■ **Task description**
Show all lines of the listing that hold the word "every".

■ **Extracted data**
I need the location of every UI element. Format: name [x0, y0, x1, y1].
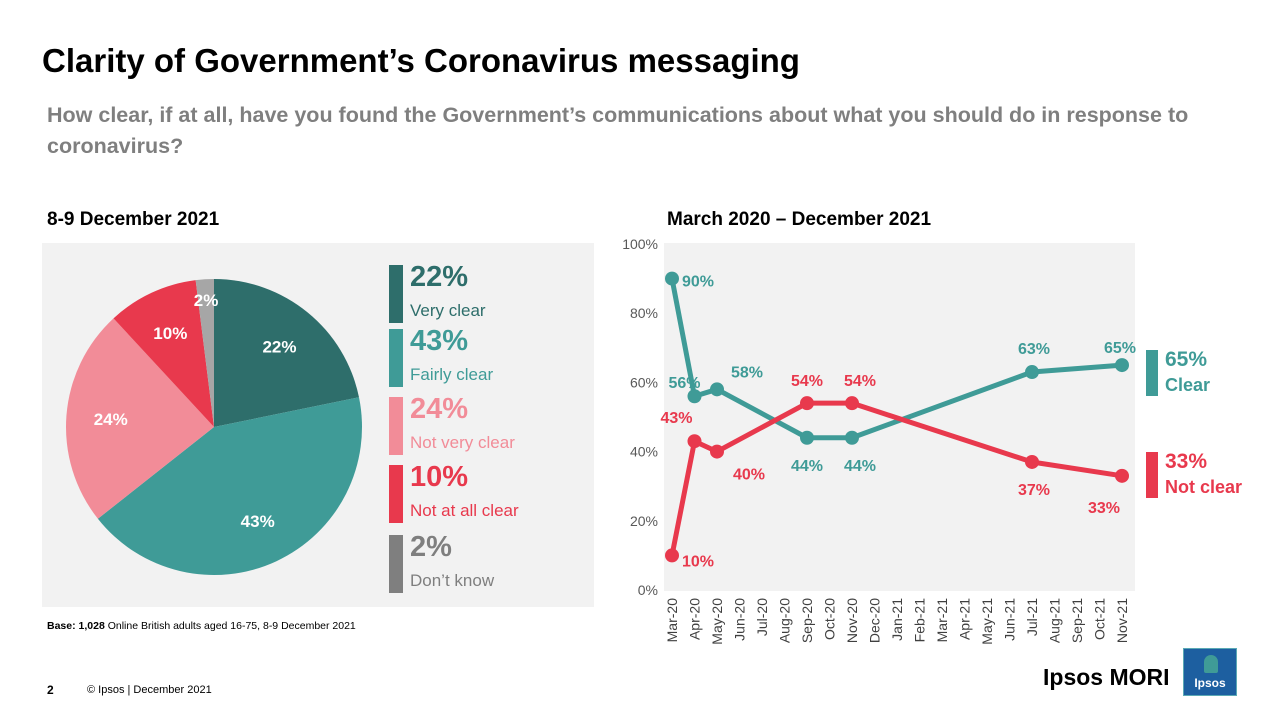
--
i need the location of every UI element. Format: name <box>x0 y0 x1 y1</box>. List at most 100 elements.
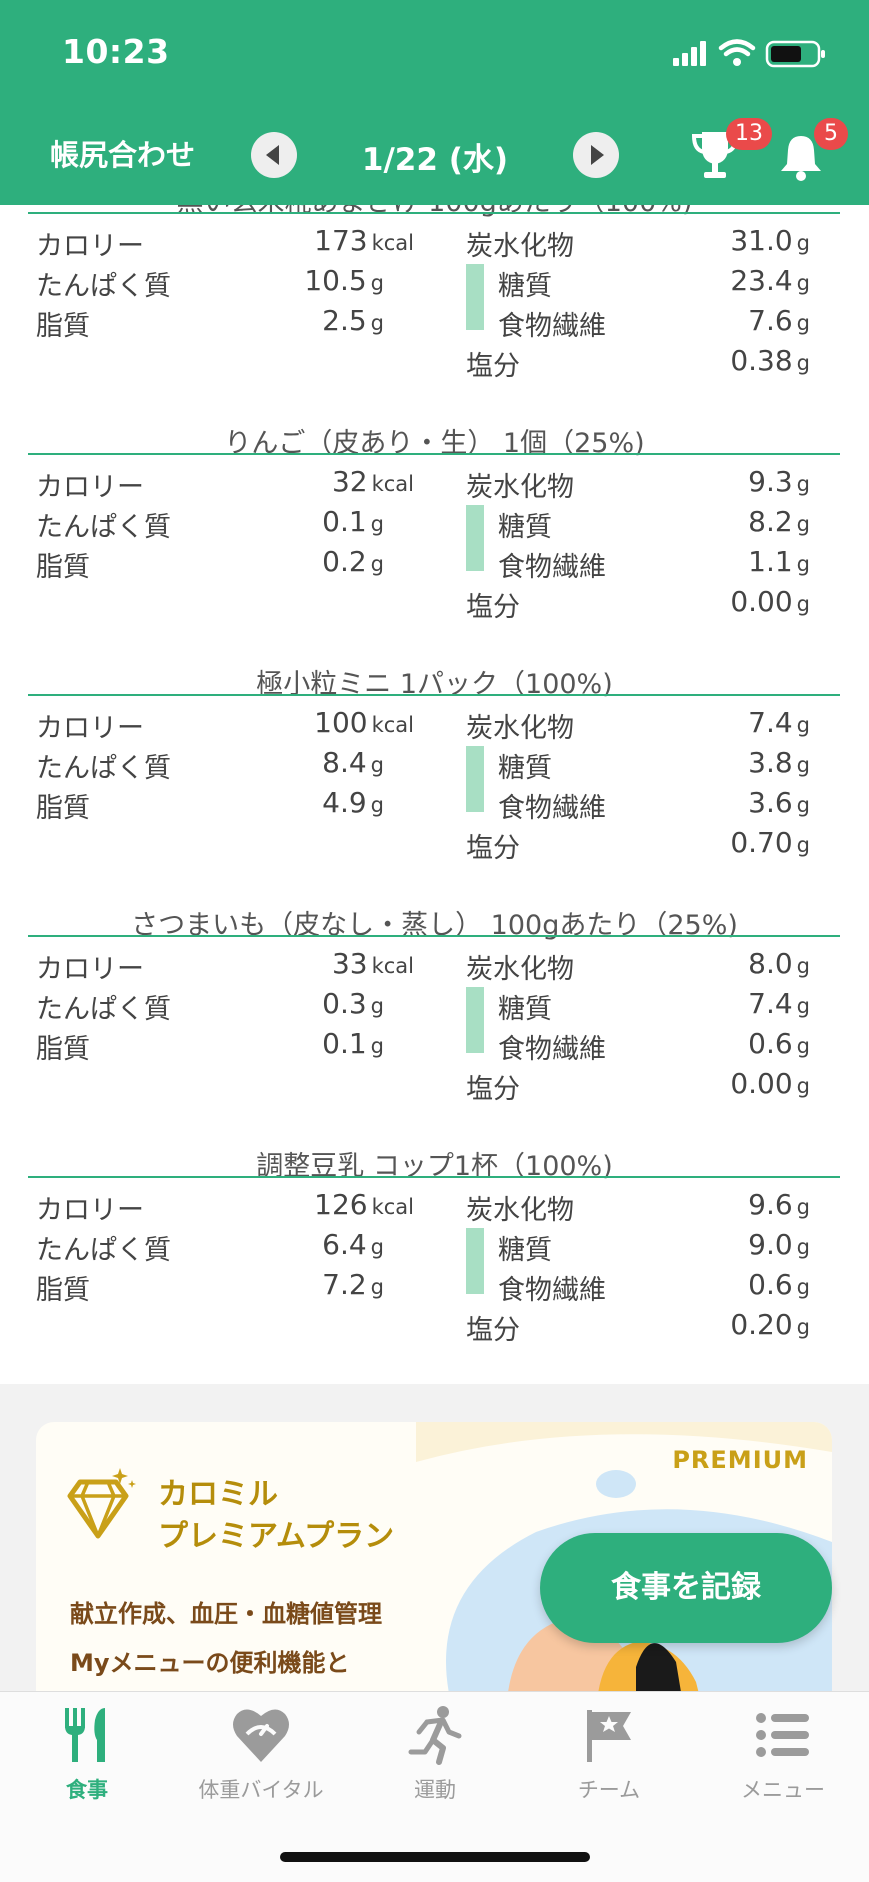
--
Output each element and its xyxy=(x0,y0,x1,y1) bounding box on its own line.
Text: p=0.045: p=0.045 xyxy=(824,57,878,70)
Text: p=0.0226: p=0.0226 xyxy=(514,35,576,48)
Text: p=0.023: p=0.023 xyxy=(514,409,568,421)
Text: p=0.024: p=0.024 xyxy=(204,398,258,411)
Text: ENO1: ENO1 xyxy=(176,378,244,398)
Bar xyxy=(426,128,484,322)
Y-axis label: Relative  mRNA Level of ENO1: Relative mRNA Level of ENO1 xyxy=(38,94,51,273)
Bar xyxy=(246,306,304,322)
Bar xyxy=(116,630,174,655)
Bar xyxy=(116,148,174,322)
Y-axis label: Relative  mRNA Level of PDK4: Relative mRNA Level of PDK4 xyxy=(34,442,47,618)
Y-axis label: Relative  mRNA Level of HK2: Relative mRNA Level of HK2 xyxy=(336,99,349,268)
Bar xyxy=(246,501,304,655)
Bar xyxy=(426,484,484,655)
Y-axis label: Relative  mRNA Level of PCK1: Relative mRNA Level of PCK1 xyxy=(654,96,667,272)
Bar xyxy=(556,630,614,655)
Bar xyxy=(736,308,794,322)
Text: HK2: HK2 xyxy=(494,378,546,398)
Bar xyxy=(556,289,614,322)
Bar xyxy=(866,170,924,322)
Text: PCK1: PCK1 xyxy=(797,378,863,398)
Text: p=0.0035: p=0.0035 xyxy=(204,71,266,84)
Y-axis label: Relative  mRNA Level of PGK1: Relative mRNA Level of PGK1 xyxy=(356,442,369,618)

■ **Your response**
I need the location of every UI element. Format: name [x0, y0, x1, y1].
i need the location of every UI element. Format: name <box>x0 y0 x1 y1</box>. List at most 100 elements.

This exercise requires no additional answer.